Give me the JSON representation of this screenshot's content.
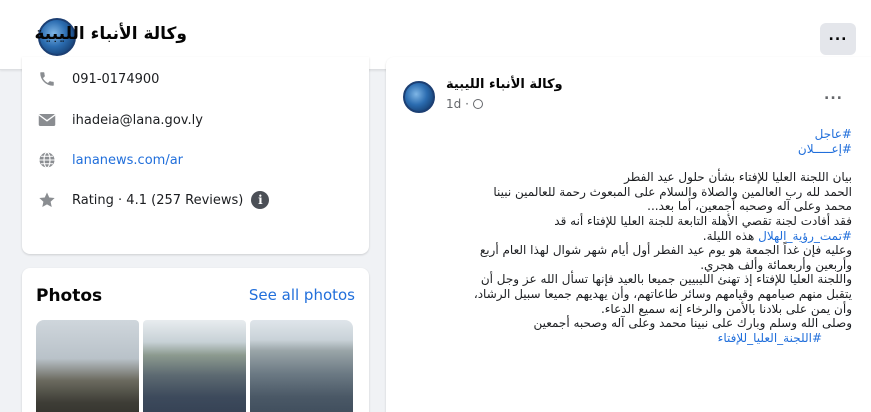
{
  "page": {
    "name": "وكالة الأنباء الليبية",
    "more_label": "..."
  },
  "intro": {
    "phone": "091-0174900",
    "email": "ihadeia@lana.gov.ly",
    "website": "lananews.com/ar",
    "rating": "Rating · 4.1 (257 Reviews)",
    "rating_info_glyph": "i"
  },
  "photos": {
    "title": "Photos",
    "see_all": "See all photos"
  },
  "post": {
    "author": "وكالة الأنباء الليبية",
    "time": "1d ·",
    "more_label": "...",
    "hashtags": [
      "#عاجل",
      "#إعـــــلان"
    ],
    "lines": [
      "بيان اللجنة العليا للإفتاء بشأن حلول عيد الفطر",
      "الحمد لله رب العالمين والصلاة والسلام على المبعوث رحمة للعالمين نبينا",
      "محمد وعلى آله وصحبه أجمعين، أما بعد...",
      "فقد أفادت لجنة تقصي الأهلة التابعة للجنة العليا للإفتاء أنه قد"
    ],
    "hilal_tag": "#تمت_رؤية_الهلال",
    "hilal_rest": " هذه الليلة.",
    "lines2": [
      "وعليه فإن غداً الجمعة هو يوم عيد الفطر أول أيام شهر شوال لهذا العام أربع",
      "وأربعين وأربعمائة وألف هجري.",
      "واللجنة العليا للإفتاء إذ تهنئ الليبيين جميعا بالعيد فإنها تسأل الله عز وجل أن",
      "يتقبل منهم صيامهم وقيامهم وسائر طاعاتهم، وأن يهديهم جميعا سبيل الرشاد،",
      "وأن يمن على بلادنا بالأمن والرخاء  إنه سميع الدعاء.",
      "وصلى الله وسلم وبارك على نبينا محمد وعلى آله وصحبه أجمعين"
    ],
    "footer_tag": "#اللجنة_العليا_للإفتاء"
  },
  "icons": {
    "phone": "phone-icon",
    "email": "envelope-icon",
    "website": "globe-icon",
    "rating": "star-icon",
    "info": "info-icon",
    "privacy": "globe-icon"
  },
  "colors": {
    "link": "#216fdb",
    "background": "#f0f2f5",
    "card": "#ffffff"
  }
}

● ● ● ● ● ● ●

EXERCISE AIM:
Without the pictures, transcribe the listing above exactly.

REPLY:
Give me the JSON representation of this screenshot's content.
{
  "page": {
    "name": "وكالة الأنباء الليبية",
    "more_label": "..."
  },
  "intro": {
    "phone": "091-0174900",
    "email": "ihadeia@lana.gov.ly",
    "website": "lananews.com/ar",
    "rating": "Rating · 4.1 (257 Reviews)",
    "rating_info_glyph": "i"
  },
  "photos": {
    "title": "Photos",
    "see_all": "See all photos"
  },
  "post": {
    "author": "وكالة الأنباء الليبية",
    "time": "1d ·",
    "more_label": "...",
    "hashtags": [
      "#عاجل",
      "#إعـــــلان"
    ],
    "lines": [
      "بيان اللجنة العليا للإفتاء بشأن حلول عيد الفطر",
      "الحمد لله رب العالمين والصلاة والسلام على المبعوث رحمة للعالمين نبينا",
      "محمد وعلى آله وصحبه أجمعين، أما بعد...",
      "فقد أفادت لجنة تقصي الأهلة التابعة للجنة العليا للإفتاء أنه قد"
    ],
    "hilal_tag": "#تمت_رؤية_الهلال",
    "hilal_rest": " هذه الليلة.",
    "lines2": [
      "وعليه فإن غداً الجمعة هو يوم عيد الفطر أول أيام شهر شوال لهذا العام أربع",
      "وأربعين وأربعمائة وألف هجري.",
      "واللجنة العليا للإفتاء إذ تهنئ الليبيين جميعا بالعيد فإنها تسأل الله عز وجل أن",
      "يتقبل منهم صيامهم وقيامهم وسائر طاعاتهم، وأن يهديهم جميعا سبيل الرشاد،",
      "وأن يمن على بلادنا بالأمن والرخاء  إنه سميع الدعاء.",
      "وصلى الله وسلم وبارك على نبينا محمد وعلى آله وصحبه أجمعين"
    ],
    "footer_tag": "#اللجنة_العليا_للإفتاء"
  },
  "icons": {
    "phone": "phone-icon",
    "email": "envelope-icon",
    "website": "globe-icon",
    "rating": "star-icon",
    "info": "info-icon",
    "privacy": "globe-icon"
  },
  "colors": {
    "link": "#216fdb",
    "background": "#f0f2f5",
    "card": "#ffffff"
  }
}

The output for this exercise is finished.